Items from a dataset
-- -- --

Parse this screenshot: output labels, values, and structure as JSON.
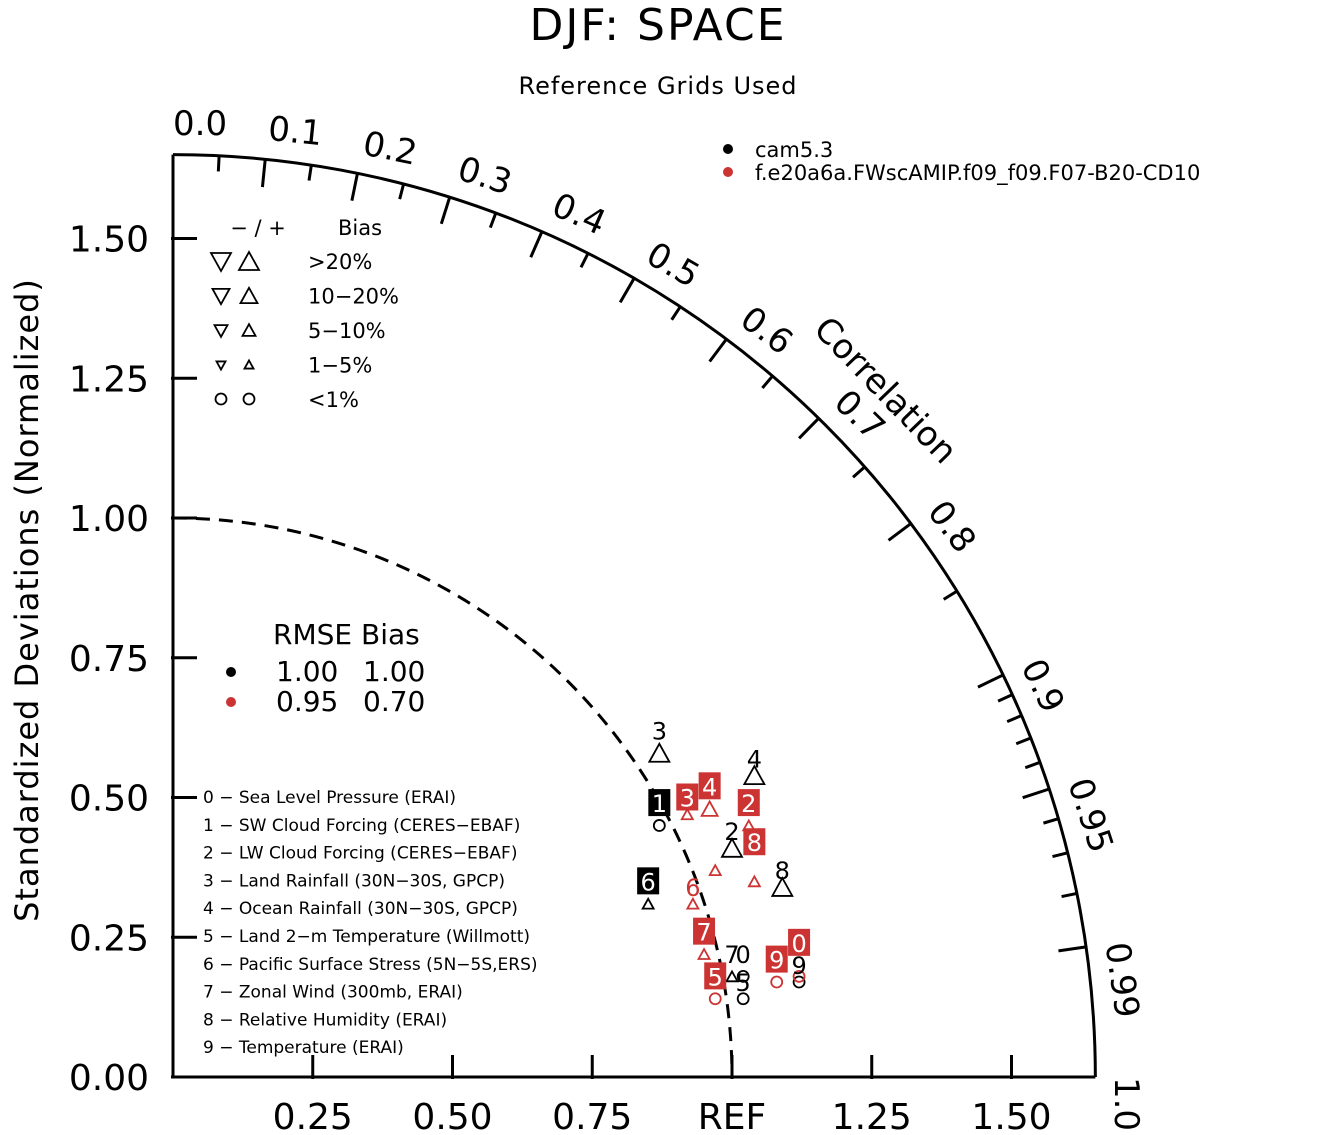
{
  "chart_data": {
    "type": "scatter",
    "subtype": "taylor-diagram",
    "title": "DJF: SPACE",
    "subtitle": "Reference Grids Used",
    "ylabel": "Standardized Deviations (Normalized)",
    "angular_label": "Correlation",
    "radial_max": 1.65,
    "y_ticks": [
      "0.00",
      "0.25",
      "0.50",
      "0.75",
      "1.00",
      "1.25",
      "1.50"
    ],
    "x_ticks": [
      "0.25",
      "0.50",
      "0.75",
      "REF",
      "1.25",
      "1.50"
    ],
    "corr_labels": [
      "0.0",
      "0.1",
      "0.2",
      "0.3",
      "0.4",
      "0.5",
      "0.6",
      "0.7",
      "0.8",
      "0.9",
      "0.95",
      "0.99",
      "1.0"
    ],
    "colors": {
      "black": "#000000",
      "red": "#cc3333"
    },
    "series": [
      {
        "name": "cam5.3",
        "color": "#000000",
        "points": [
          {
            "id": "0",
            "x": 1.02,
            "y": 0.18,
            "marker": "circle"
          },
          {
            "id": "1",
            "x": 0.87,
            "y": 0.45,
            "marker": "circle"
          },
          {
            "id": "2",
            "x": 1.0,
            "y": 0.41,
            "marker": "up-large"
          },
          {
            "id": "3",
            "x": 0.87,
            "y": 0.58,
            "marker": "up-large"
          },
          {
            "id": "4",
            "x": 1.04,
            "y": 0.54,
            "marker": "up-large"
          },
          {
            "id": "5",
            "x": 1.02,
            "y": 0.14,
            "marker": "circle"
          },
          {
            "id": "6",
            "x": 0.85,
            "y": 0.31,
            "marker": "up-small"
          },
          {
            "id": "7",
            "x": 1.0,
            "y": 0.18,
            "marker": "up-small"
          },
          {
            "id": "8",
            "x": 1.09,
            "y": 0.34,
            "marker": "up-large"
          },
          {
            "id": "9",
            "x": 1.12,
            "y": 0.17,
            "marker": "circle"
          }
        ]
      },
      {
        "name": "f.e20a6a.FWscAMIP.f09_f09.F07-B20-CD10",
        "color": "#cc3333",
        "points": [
          {
            "id": "0",
            "x": 1.12,
            "y": 0.18,
            "marker": "circle"
          },
          {
            "id": "1",
            "x": 0.97,
            "y": 0.37,
            "marker": "up-small"
          },
          {
            "id": "2",
            "x": 1.03,
            "y": 0.45,
            "marker": "up-small"
          },
          {
            "id": "3",
            "x": 0.92,
            "y": 0.47,
            "marker": "up-small"
          },
          {
            "id": "4",
            "x": 0.96,
            "y": 0.48,
            "marker": "up-med"
          },
          {
            "id": "5",
            "x": 0.97,
            "y": 0.14,
            "marker": "circle"
          },
          {
            "id": "6",
            "x": 0.93,
            "y": 0.31,
            "marker": "up-small"
          },
          {
            "id": "7",
            "x": 0.95,
            "y": 0.22,
            "marker": "up-small"
          },
          {
            "id": "8",
            "x": 1.04,
            "y": 0.35,
            "marker": "up-small"
          },
          {
            "id": "9",
            "x": 1.08,
            "y": 0.17,
            "marker": "circle"
          }
        ]
      }
    ],
    "labels_visible": [
      {
        "series": 0,
        "id": "0",
        "x": 1.02,
        "y": 0.22,
        "boxed": false
      },
      {
        "series": 0,
        "id": "1",
        "x": 0.87,
        "y": 0.49,
        "boxed": true
      },
      {
        "series": 0,
        "id": "2",
        "x": 1.0,
        "y": 0.44,
        "boxed": false
      },
      {
        "series": 0,
        "id": "3",
        "x": 0.87,
        "y": 0.62,
        "boxed": false
      },
      {
        "series": 0,
        "id": "4",
        "x": 1.04,
        "y": 0.57,
        "boxed": false
      },
      {
        "series": 0,
        "id": "5",
        "x": 1.02,
        "y": 0.17,
        "boxed": false
      },
      {
        "series": 0,
        "id": "6",
        "x": 0.85,
        "y": 0.35,
        "boxed": true
      },
      {
        "series": 0,
        "id": "7",
        "x": 1.0,
        "y": 0.22,
        "boxed": false
      },
      {
        "series": 0,
        "id": "8",
        "x": 1.09,
        "y": 0.37,
        "boxed": false
      },
      {
        "series": 0,
        "id": "9",
        "x": 1.12,
        "y": 0.2,
        "boxed": false
      },
      {
        "series": 1,
        "id": "0",
        "x": 1.12,
        "y": 0.24,
        "boxed": true
      },
      {
        "series": 1,
        "id": "2",
        "x": 1.03,
        "y": 0.49,
        "boxed": true
      },
      {
        "series": 1,
        "id": "3",
        "x": 0.92,
        "y": 0.5,
        "boxed": true
      },
      {
        "series": 1,
        "id": "4",
        "x": 0.96,
        "y": 0.52,
        "boxed": true
      },
      {
        "series": 1,
        "id": "5",
        "x": 0.97,
        "y": 0.18,
        "boxed": true
      },
      {
        "series": 1,
        "id": "6",
        "x": 0.93,
        "y": 0.34,
        "boxed": false
      },
      {
        "series": 1,
        "id": "7",
        "x": 0.95,
        "y": 0.26,
        "boxed": true
      },
      {
        "series": 1,
        "id": "8",
        "x": 1.04,
        "y": 0.42,
        "boxed": true
      },
      {
        "series": 1,
        "id": "9",
        "x": 1.08,
        "y": 0.21,
        "boxed": true
      }
    ],
    "bias_legend": {
      "header_sign": "−  /  +",
      "header_label": "Bias",
      "rows": [
        ">20%",
        "10−20%",
        "5−10%",
        "1−5%",
        "<1%"
      ]
    },
    "rmse_legend": {
      "header": "RMSE Bias",
      "rows": [
        {
          "color": "#000000",
          "rmse": "1.00",
          "bias": "1.00"
        },
        {
          "color": "#cc3333",
          "rmse": "0.95",
          "bias": "0.70"
        }
      ]
    },
    "cases": [
      "0 − Sea Level Pressure (ERAI)",
      "1 − SW Cloud Forcing (CERES−EBAF)",
      "2 − LW Cloud Forcing (CERES−EBAF)",
      "3 − Land Rainfall (30N−30S, GPCP)",
      "4 − Ocean Rainfall (30N−30S, GPCP)",
      "5 − Land 2−m Temperature (Willmott)",
      "6 − Pacific Surface Stress (5N−5S,ERS)",
      "7 − Zonal Wind (300mb, ERAI)",
      "8 − Relative Humidity (ERAI)",
      "9 − Temperature (ERAI)"
    ]
  }
}
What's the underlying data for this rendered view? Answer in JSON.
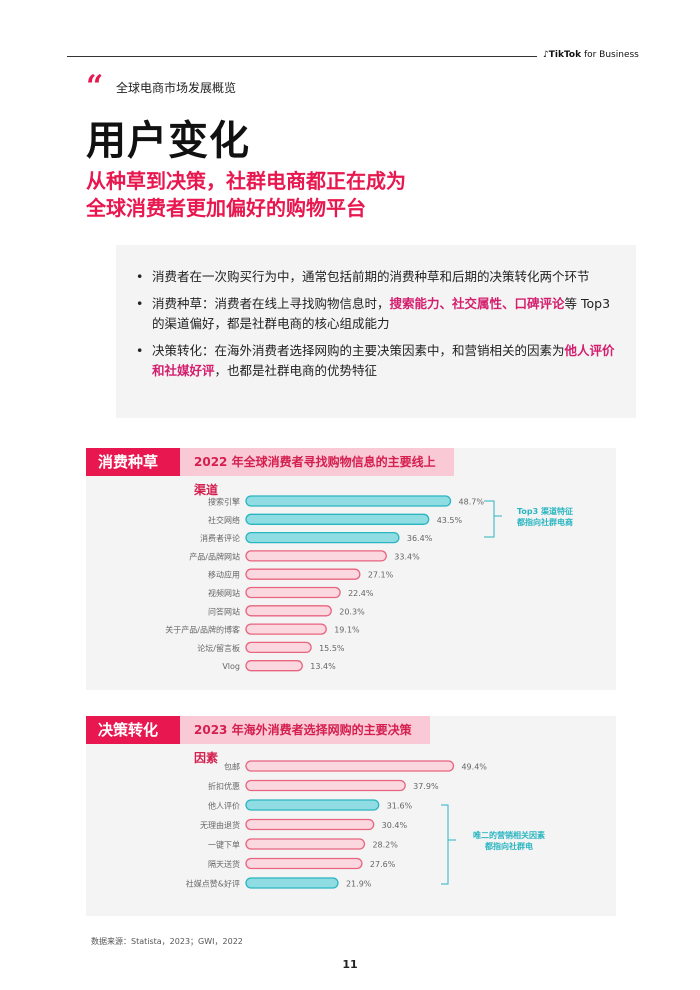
{
  "header": {
    "brand_mark": "TikTok",
    "brand_suffix": " for Business"
  },
  "section_label": "全球电商市场发展概览",
  "title": "用户变化",
  "subtitle": {
    "line1": "从种草到决策，社群电商都正在成为",
    "line2": "全球消费者更加偏好的购物平台"
  },
  "bullets": {
    "b1": "消费者在一次购买行为中，通常包括前期的消费种草和后期的决策转化两个环节",
    "b2_pre": "消费种草：消费者在线上寻找购物信息时，",
    "b2_hl": "搜索能力、社交属性、口碑评论",
    "b2_post": "等 Top3 的渠道偏好，都是社群电商的核心组成能力",
    "b3_pre": "决策转化：在海外消费者选择网购的主要决策因素中，和营销相关的因素为",
    "b3_hl": "他人评价和社媒好评",
    "b3_post": "，也都是社群电商的优势特征"
  },
  "colors": {
    "accent": "#e8174f",
    "teal_fill": "#8fdde2",
    "teal_border": "#2ab5c1",
    "pink_fill": "#fbd7df",
    "pink_border": "#e8647f"
  },
  "chart_data": [
    {
      "type": "bar",
      "tag": "消费种草",
      "title": "2022 年全球消费者寻找购物信息的主要线上渠道",
      "categories": [
        "搜索引擎",
        "社交网络",
        "消费者评论",
        "产品/品牌网站",
        "移动应用",
        "视频网站",
        "问答网站",
        "关于产品/品牌的博客",
        "论坛/留言板",
        "Vlog"
      ],
      "values": [
        48.7,
        43.5,
        36.4,
        33.4,
        27.1,
        22.4,
        20.3,
        19.1,
        15.5,
        13.4
      ],
      "value_labels": [
        "48.7%",
        "43.5%",
        "36.4%",
        "33.4%",
        "27.1%",
        "22.4%",
        "20.3%",
        "19.1%",
        "15.5%",
        "13.4%"
      ],
      "highlighted": [
        0,
        1,
        2
      ],
      "annotation": [
        "Top3 渠道特征",
        "都指向社群电商"
      ]
    },
    {
      "type": "bar",
      "tag": "决策转化",
      "title": "2023 年海外消费者选择网购的主要决策因素",
      "categories": [
        "包邮",
        "折扣优惠",
        "他人评价",
        "无理由退货",
        "一键下单",
        "隔天送货",
        "社媒点赞&好评"
      ],
      "values": [
        49.4,
        37.9,
        31.6,
        30.4,
        28.2,
        27.6,
        21.9
      ],
      "value_labels": [
        "49.4%",
        "37.9%",
        "31.6%",
        "30.4%",
        "28.2%",
        "27.6%",
        "21.9%"
      ],
      "highlighted": [
        2,
        6
      ],
      "annotation": [
        "唯二的营销相关因素",
        "都指向社群电"
      ]
    }
  ],
  "footnote": "数据来源：Statista，2023；GWI，2022",
  "page_number": "11"
}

-- -- --

▶ [Aim]: Tally how many lines in the material above hold the word "Land". Write only that number.

▶ [Exercise solution]: 2